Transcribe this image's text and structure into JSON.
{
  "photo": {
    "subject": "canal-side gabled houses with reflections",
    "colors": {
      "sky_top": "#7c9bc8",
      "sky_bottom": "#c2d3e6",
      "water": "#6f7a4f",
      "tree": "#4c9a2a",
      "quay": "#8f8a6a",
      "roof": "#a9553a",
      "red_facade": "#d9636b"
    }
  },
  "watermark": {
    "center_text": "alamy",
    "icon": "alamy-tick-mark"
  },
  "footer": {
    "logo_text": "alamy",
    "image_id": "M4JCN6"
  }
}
------------------------------------
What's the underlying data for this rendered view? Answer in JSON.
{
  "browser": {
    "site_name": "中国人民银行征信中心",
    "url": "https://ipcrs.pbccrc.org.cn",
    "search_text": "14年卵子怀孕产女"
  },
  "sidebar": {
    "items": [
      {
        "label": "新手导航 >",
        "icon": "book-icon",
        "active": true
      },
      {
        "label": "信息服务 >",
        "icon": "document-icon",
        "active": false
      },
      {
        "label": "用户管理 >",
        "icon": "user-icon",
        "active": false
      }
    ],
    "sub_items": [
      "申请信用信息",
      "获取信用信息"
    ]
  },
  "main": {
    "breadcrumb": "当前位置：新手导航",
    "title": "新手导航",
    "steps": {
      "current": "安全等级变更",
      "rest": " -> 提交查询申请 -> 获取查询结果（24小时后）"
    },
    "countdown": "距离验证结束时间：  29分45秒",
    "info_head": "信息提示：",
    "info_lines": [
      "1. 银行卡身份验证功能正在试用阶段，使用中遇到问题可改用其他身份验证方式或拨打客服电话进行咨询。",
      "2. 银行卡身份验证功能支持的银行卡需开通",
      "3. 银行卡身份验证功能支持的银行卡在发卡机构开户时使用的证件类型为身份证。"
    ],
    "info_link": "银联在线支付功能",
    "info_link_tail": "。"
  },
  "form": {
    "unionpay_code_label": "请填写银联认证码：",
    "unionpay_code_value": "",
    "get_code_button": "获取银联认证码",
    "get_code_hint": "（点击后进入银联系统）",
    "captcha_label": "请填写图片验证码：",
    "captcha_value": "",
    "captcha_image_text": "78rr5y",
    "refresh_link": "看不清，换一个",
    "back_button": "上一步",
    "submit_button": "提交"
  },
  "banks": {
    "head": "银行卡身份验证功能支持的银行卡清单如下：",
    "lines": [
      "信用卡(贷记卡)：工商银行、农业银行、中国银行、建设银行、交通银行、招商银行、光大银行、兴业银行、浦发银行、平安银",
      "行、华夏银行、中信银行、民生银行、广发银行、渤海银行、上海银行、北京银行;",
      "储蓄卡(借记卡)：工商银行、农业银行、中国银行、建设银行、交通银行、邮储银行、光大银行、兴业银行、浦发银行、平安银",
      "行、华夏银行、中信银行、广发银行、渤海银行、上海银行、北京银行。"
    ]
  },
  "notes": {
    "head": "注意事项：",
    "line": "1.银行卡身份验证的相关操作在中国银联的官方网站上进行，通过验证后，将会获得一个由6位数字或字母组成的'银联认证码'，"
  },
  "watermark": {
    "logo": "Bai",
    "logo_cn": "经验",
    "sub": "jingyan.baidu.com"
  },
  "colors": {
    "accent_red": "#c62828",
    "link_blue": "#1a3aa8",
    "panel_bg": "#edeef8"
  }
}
------------------------------------
WHAT THE TASK REQUIRES - Using the records above, gather all lines where the string "上海银行" is present.

RESULT OF THIS EXERCISE -
      "行、华夏银行、中信银行、民生银行、广发银行、渤海银行、上海银行、北京银行;",
      "行、华夏银行、中信银行、广发银行、渤海银行、上海银行、北京银行。"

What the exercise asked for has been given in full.